### Material provided
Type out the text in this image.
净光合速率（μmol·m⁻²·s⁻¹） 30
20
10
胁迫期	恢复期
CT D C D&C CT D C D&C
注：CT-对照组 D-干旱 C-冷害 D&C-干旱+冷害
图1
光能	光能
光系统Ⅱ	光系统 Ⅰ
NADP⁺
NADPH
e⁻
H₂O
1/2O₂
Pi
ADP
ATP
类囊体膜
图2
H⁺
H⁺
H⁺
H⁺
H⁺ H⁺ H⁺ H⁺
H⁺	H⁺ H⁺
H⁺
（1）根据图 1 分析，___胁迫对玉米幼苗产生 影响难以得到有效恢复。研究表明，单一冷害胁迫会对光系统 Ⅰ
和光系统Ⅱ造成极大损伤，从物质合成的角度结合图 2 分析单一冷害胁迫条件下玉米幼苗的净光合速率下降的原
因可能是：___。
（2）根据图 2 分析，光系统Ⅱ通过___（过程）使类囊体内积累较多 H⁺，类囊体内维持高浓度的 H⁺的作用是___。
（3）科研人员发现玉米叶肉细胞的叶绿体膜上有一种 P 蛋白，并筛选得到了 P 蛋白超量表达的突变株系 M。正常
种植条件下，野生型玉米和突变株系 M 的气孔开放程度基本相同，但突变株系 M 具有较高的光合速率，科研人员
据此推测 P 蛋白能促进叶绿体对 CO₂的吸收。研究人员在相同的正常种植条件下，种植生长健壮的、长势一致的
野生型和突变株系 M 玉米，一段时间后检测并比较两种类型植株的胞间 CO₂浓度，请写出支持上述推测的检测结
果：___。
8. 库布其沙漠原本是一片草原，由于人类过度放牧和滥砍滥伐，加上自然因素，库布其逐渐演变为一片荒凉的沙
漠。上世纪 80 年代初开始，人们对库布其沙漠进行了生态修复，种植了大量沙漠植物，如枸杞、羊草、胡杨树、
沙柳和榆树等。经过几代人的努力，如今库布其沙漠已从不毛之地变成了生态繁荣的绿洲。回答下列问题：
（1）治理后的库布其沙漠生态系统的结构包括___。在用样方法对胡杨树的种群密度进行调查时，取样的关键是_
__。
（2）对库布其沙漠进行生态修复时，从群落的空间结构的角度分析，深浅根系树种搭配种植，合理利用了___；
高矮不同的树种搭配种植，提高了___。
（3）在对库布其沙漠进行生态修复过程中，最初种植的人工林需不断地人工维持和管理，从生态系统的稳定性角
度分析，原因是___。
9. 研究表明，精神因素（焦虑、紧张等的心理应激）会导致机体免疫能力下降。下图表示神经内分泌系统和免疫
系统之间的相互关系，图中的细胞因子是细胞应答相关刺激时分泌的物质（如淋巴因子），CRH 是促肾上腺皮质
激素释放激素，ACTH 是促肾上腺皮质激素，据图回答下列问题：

### Goal
Every record should be given again exactly.

### Solution to this exercise
Type out the text in this image.
净光合速率（μmol·m⁻²·s⁻¹） 30
20
10
胁迫期	恢复期
CT D C D&C CT D C D&C
注：CT-对照组 D-干旱 C-冷害 D&C-干旱+冷害
图1
光能	光能
光系统Ⅱ	光系统 Ⅰ
NADP⁺
NADPH
e⁻
H₂O
1/2O₂
Pi
ADP
ATP
类囊体膜
图2
H⁺
H⁺
H⁺
H⁺
H⁺ H⁺ H⁺ H⁺
H⁺	H⁺ H⁺
H⁺
（1）根据图 1 分析，___胁迫对玉米幼苗产生 影响难以得到有效恢复。研究表明，单一冷害胁迫会对光系统 Ⅰ
和光系统Ⅱ造成极大损伤，从物质合成的角度结合图 2 分析单一冷害胁迫条件下玉米幼苗的净光合速率下降的原
因可能是：___。
（2）根据图 2 分析，光系统Ⅱ通过___（过程）使类囊体内积累较多 H⁺，类囊体内维持高浓度的 H⁺的作用是___。
（3）科研人员发现玉米叶肉细胞的叶绿体膜上有一种 P 蛋白，并筛选得到了 P 蛋白超量表达的突变株系 M。正常
种植条件下，野生型玉米和突变株系 M 的气孔开放程度基本相同，但突变株系 M 具有较高的光合速率，科研人员
据此推测 P 蛋白能促进叶绿体对 CO₂的吸收。研究人员在相同的正常种植条件下，种植生长健壮的、长势一致的
野生型和突变株系 M 玉米，一段时间后检测并比较两种类型植株的胞间 CO₂浓度，请写出支持上述推测的检测结
果：___。
8. 库布其沙漠原本是一片草原，由于人类过度放牧和滥砍滥伐，加上自然因素，库布其逐渐演变为一片荒凉的沙
漠。上世纪 80 年代初开始，人们对库布其沙漠进行了生态修复，种植了大量沙漠植物，如枸杞、羊草、胡杨树、
沙柳和榆树等。经过几代人的努力，如今库布其沙漠已从不毛之地变成了生态繁荣的绿洲。回答下列问题：
（1）治理后的库布其沙漠生态系统的结构包括___。在用样方法对胡杨树的种群密度进行调查时，取样的关键是_
__。
（2）对库布其沙漠进行生态修复时，从群落的空间结构的角度分析，深浅根系树种搭配种植，合理利用了___；
高矮不同的树种搭配种植，提高了___。
（3）在对库布其沙漠进行生态修复过程中，最初种植的人工林需不断地人工维持和管理，从生态系统的稳定性角
度分析，原因是___。
9. 研究表明，精神因素（焦虑、紧张等的心理应激）会导致机体免疫能力下降。下图表示神经内分泌系统和免疫
系统之间的相互关系，图中的细胞因子是细胞应答相关刺激时分泌的物质（如淋巴因子），CRH 是促肾上腺皮质
激素释放激素，ACTH 是促肾上腺皮质激素，据图回答下列问题：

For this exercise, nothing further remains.